━━━━━ Source material ━━━━━

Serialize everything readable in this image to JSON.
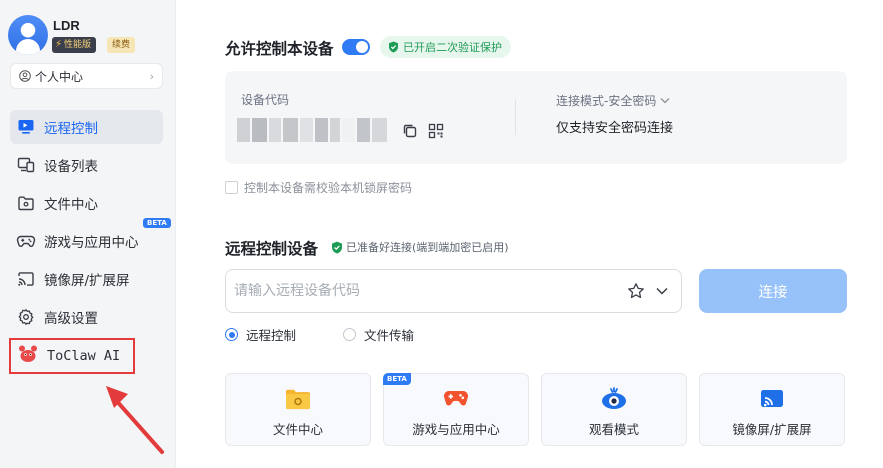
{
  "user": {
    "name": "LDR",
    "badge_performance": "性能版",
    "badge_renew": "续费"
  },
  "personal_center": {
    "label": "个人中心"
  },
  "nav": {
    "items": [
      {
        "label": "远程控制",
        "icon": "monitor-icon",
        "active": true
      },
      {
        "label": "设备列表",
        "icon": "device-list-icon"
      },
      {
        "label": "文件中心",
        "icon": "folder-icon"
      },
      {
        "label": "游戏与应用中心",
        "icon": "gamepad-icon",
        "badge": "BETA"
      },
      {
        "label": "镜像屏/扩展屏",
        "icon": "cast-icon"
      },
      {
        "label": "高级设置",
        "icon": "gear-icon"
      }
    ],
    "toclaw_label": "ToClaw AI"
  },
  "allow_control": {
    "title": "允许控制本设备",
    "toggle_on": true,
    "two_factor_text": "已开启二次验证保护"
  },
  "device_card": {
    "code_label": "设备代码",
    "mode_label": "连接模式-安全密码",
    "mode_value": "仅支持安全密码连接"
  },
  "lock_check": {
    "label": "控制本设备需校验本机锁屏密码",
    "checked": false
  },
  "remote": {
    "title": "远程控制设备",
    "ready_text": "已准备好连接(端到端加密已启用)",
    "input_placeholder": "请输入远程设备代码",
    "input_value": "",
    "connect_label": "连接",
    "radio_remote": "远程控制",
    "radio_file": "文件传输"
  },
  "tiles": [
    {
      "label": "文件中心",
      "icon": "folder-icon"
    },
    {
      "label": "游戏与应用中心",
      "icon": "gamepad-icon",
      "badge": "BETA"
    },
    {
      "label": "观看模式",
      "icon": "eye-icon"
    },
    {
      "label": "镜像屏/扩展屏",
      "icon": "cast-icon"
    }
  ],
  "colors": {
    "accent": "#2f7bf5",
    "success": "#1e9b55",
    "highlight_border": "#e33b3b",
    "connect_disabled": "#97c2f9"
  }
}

━━━━━

Copy the records exactly. Skip the pictures.

§ **Written solution**
Serialize everything readable in this image to JSON.
{
  "user": {
    "name": "LDR",
    "badge_performance": "性能版",
    "badge_renew": "续费"
  },
  "personal_center": {
    "label": "个人中心"
  },
  "nav": {
    "items": [
      {
        "label": "远程控制",
        "icon": "monitor-icon",
        "active": true
      },
      {
        "label": "设备列表",
        "icon": "device-list-icon"
      },
      {
        "label": "文件中心",
        "icon": "folder-icon"
      },
      {
        "label": "游戏与应用中心",
        "icon": "gamepad-icon",
        "badge": "BETA"
      },
      {
        "label": "镜像屏/扩展屏",
        "icon": "cast-icon"
      },
      {
        "label": "高级设置",
        "icon": "gear-icon"
      }
    ],
    "toclaw_label": "ToClaw AI"
  },
  "allow_control": {
    "title": "允许控制本设备",
    "toggle_on": true,
    "two_factor_text": "已开启二次验证保护"
  },
  "device_card": {
    "code_label": "设备代码",
    "mode_label": "连接模式-安全密码",
    "mode_value": "仅支持安全密码连接"
  },
  "lock_check": {
    "label": "控制本设备需校验本机锁屏密码",
    "checked": false
  },
  "remote": {
    "title": "远程控制设备",
    "ready_text": "已准备好连接(端到端加密已启用)",
    "input_placeholder": "请输入远程设备代码",
    "input_value": "",
    "connect_label": "连接",
    "radio_remote": "远程控制",
    "radio_file": "文件传输"
  },
  "tiles": [
    {
      "label": "文件中心",
      "icon": "folder-icon"
    },
    {
      "label": "游戏与应用中心",
      "icon": "gamepad-icon",
      "badge": "BETA"
    },
    {
      "label": "观看模式",
      "icon": "eye-icon"
    },
    {
      "label": "镜像屏/扩展屏",
      "icon": "cast-icon"
    }
  ],
  "colors": {
    "accent": "#2f7bf5",
    "success": "#1e9b55",
    "highlight_border": "#e33b3b",
    "connect_disabled": "#97c2f9"
  }
}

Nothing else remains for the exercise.